▸ **TEXT TO READ**:
****
7. Configuration Layer

Responsibility: Load bot configuration (token, database connection string, etc.) at startup.

Key Details:

  • Use environment variables for secrets: DISCORD_TOKEN, DATABASE_URL, PLURALKIT_TOKEN (optional, for user-specific API calls)
  • Configuration file (e.g., config.json or .env) for non-secret settings:
    • Vivi's member ID (to filter for her messages specifically)
    • Default auto-translate mode
    • Logging level
  • Initialize Config before starting the bot

Data Flow

Message Reception to Response

┌──────────────────────────────────────────────────────────────┐
│  Discord Message Event                                       │
│  (user posts message proxied by PluralKit webhook)          │
└──────────────────────────────────────────────────────────────┘
                            ↓
┌──────────────────────────────────────────────────────────────┐
│  Message Event Handler                                       │
│  - Check: webhook_id != None?                               │
│  - Query: PluralKit API for message info                    │
│  - Verify: member_id == Vivi's ID?                         │
│  - Filter: Ignore self-messages                            │
└──────────────────────────────────────────────────────────────┘
                            ↓
                     (YES, Vivi's message)
                            ↓
┌──────────────────────────────────────────────────────────────┐
│  Emoji Parser                                                │
│  - Extract emojis with regex                                │
│  - Categorize: Unicode vs. custom                           │
│  - Preserve order                                           │
│  - Output: [{type, value, id}, ...]                        │
└──────────────────────────────────────────────────────────────┘
                            ↓
┌──────────────────────────────────────────────────────────────┐
│  Translation Engine                                          │
│  - For each emoji: lookup in database                       │
│  - Compose natural language                                 │
│  - Handle unknown emojis                                    │
│  - Format response                                          │
└──────────────────────────────────────────────────────────────┘
                            ↓
┌──────────────────────────────────────────────────────────────┐
│  Database (emoji_dictionary)                                 │
│  - O(1) lookup by emoji_string (hash indexed)              │
│  - Return: meaning, metadata                               │
└──────────────────────────────────────────────────────────────┘
                            ↓
                  (Lookup Results)
****
▸ **MATERIAL SUPPLIED**:
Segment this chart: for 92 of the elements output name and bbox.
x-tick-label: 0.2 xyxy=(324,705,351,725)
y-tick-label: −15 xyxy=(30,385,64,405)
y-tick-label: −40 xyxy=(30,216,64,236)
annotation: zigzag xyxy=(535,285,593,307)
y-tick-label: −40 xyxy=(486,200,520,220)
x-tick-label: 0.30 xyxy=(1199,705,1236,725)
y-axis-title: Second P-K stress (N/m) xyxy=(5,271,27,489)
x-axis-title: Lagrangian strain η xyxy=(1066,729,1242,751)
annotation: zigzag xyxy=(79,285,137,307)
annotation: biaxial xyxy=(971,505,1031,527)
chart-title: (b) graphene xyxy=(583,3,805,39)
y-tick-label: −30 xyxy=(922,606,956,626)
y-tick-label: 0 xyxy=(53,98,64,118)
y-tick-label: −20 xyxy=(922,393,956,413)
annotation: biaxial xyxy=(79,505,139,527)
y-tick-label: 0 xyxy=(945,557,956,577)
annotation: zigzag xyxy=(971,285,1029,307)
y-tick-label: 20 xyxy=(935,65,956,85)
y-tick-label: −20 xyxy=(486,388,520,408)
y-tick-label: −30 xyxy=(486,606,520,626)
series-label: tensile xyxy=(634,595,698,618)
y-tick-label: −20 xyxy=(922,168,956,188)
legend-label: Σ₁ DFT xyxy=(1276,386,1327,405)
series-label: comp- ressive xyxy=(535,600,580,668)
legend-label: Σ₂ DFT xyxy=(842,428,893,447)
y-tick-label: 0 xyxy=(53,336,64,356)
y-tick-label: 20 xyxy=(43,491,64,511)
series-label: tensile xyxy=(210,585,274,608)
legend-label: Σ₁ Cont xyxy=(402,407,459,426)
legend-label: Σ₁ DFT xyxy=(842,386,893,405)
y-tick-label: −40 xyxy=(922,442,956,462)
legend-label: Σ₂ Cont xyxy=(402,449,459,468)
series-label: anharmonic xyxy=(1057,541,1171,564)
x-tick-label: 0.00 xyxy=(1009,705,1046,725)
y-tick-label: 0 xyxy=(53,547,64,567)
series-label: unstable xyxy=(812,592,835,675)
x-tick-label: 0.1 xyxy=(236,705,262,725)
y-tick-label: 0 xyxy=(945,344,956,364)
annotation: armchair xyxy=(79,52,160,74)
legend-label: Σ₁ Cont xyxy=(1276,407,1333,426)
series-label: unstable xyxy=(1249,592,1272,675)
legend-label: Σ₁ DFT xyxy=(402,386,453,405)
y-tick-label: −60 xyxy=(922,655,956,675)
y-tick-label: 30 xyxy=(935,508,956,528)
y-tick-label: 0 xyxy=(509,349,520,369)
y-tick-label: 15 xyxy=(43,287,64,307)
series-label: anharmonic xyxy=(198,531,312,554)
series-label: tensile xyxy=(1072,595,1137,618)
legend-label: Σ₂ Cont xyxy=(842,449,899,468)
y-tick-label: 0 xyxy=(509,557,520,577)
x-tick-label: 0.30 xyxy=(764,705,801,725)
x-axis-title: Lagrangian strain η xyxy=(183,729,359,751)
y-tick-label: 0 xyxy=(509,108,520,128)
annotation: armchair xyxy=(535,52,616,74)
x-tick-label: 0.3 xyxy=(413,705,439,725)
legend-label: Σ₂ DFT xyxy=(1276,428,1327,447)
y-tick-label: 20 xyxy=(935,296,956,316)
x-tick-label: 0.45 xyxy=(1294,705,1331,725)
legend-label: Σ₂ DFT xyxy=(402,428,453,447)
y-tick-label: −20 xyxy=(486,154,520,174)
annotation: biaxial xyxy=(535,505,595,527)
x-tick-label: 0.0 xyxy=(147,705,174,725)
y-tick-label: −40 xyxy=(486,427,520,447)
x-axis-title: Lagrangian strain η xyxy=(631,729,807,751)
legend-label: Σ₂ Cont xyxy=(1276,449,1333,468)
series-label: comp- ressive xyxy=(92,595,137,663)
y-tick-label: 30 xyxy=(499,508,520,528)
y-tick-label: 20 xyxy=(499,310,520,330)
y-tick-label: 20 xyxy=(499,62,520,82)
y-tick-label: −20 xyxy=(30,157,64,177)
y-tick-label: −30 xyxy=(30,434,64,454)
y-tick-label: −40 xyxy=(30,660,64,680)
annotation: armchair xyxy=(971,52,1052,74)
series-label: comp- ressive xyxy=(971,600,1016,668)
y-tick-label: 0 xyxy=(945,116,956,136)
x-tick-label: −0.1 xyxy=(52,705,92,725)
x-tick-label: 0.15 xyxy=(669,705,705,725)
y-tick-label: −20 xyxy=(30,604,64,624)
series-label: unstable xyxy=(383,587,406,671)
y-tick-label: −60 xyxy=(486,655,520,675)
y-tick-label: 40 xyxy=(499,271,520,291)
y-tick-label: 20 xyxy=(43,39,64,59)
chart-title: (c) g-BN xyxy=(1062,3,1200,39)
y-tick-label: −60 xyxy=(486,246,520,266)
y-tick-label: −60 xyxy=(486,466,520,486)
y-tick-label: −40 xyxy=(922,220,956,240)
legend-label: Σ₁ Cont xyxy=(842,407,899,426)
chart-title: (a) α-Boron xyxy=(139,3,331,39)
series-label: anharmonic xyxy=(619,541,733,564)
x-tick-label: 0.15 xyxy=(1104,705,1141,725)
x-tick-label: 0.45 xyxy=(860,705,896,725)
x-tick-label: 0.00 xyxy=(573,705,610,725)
****
Answer these questions from the bot design text:
1. Which environment variable is marked as optional?
2. Into which two categories does the Emoji Parser sort emojis?
3. What kind of lookup does the emoji_dictionary database perform by emoji_string?
Rely only on the bot design text for your answers.

▸ **COMPLETED TASK**:
1. PLURALKIT_TOKEN
2. Unicode and custom
3. An O(1) lookup, hash indexed